• _GIVEN EXERCISE_:
In the material below, find every line with "this" and pull it out.

╭─ ENTRIES SHOWN

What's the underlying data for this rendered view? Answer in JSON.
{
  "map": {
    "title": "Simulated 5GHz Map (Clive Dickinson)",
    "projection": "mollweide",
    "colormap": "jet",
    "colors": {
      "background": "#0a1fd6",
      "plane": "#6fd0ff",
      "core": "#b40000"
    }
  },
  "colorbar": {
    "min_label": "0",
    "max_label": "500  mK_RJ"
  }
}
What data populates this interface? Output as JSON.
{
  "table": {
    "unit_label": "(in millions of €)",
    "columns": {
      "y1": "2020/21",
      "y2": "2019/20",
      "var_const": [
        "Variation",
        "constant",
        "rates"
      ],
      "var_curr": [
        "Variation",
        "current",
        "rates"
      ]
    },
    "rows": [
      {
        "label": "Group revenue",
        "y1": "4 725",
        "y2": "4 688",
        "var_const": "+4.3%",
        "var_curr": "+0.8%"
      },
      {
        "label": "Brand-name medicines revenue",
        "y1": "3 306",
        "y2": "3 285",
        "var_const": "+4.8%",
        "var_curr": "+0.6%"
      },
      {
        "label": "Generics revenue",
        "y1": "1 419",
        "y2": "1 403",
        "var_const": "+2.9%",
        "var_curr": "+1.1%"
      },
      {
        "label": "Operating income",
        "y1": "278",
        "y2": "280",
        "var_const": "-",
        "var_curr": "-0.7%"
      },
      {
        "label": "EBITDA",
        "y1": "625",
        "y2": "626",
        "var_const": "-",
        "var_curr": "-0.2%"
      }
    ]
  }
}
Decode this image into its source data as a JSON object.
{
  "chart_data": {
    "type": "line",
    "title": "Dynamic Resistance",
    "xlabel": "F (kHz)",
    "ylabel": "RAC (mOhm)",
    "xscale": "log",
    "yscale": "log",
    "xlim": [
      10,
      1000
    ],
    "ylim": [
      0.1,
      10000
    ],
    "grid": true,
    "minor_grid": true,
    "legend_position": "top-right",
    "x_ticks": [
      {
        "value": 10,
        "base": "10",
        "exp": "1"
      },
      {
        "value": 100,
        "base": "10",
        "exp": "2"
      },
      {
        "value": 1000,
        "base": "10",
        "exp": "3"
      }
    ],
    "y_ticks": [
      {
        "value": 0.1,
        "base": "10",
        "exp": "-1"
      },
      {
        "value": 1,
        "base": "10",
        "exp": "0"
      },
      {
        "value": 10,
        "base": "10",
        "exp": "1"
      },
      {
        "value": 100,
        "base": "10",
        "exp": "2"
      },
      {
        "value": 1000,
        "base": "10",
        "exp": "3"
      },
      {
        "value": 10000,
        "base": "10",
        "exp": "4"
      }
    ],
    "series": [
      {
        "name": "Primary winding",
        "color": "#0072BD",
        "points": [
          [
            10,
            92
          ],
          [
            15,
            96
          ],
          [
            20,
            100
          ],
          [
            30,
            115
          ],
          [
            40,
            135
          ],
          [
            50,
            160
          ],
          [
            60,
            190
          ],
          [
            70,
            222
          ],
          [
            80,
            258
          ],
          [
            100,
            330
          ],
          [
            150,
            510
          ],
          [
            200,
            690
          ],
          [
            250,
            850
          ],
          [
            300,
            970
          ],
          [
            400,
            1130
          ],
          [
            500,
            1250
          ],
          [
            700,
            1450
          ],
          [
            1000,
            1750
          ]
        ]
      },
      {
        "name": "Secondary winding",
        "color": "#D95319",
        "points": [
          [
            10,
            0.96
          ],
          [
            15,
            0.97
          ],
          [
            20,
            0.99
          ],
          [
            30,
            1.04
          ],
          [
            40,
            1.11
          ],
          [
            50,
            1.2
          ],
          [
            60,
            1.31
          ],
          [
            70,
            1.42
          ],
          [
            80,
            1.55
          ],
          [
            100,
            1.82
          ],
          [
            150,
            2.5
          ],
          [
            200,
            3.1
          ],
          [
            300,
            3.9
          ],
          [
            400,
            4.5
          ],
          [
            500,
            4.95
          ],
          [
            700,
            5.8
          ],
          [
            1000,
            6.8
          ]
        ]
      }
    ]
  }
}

╰─

• _ANSWER TO THE PROBLEM_:
What's the underlying data for this rendered view? Answer in JSON.
What data populates this interface? Output as JSON.
Decode this image into its source data as a JSON object.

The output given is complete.